(SUPPLIED DATA)
———

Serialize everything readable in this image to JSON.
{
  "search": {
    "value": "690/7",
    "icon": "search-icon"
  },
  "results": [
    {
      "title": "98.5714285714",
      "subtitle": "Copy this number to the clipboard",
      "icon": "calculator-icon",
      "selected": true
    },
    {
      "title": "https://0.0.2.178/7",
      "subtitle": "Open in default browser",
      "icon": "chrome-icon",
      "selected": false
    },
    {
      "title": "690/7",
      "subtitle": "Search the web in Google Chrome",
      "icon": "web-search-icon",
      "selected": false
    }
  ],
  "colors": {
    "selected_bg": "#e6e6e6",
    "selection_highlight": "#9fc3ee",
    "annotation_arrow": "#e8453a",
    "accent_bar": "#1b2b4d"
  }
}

———

(DO THIS) For each line in the data above that contains the string "subtitle", extract the line.

(FINAL ANSWER)
      "subtitle": "Copy this number to the clipboard",
      "subtitle": "Open in default browser",
      "subtitle": "Search the web in Google Chrome",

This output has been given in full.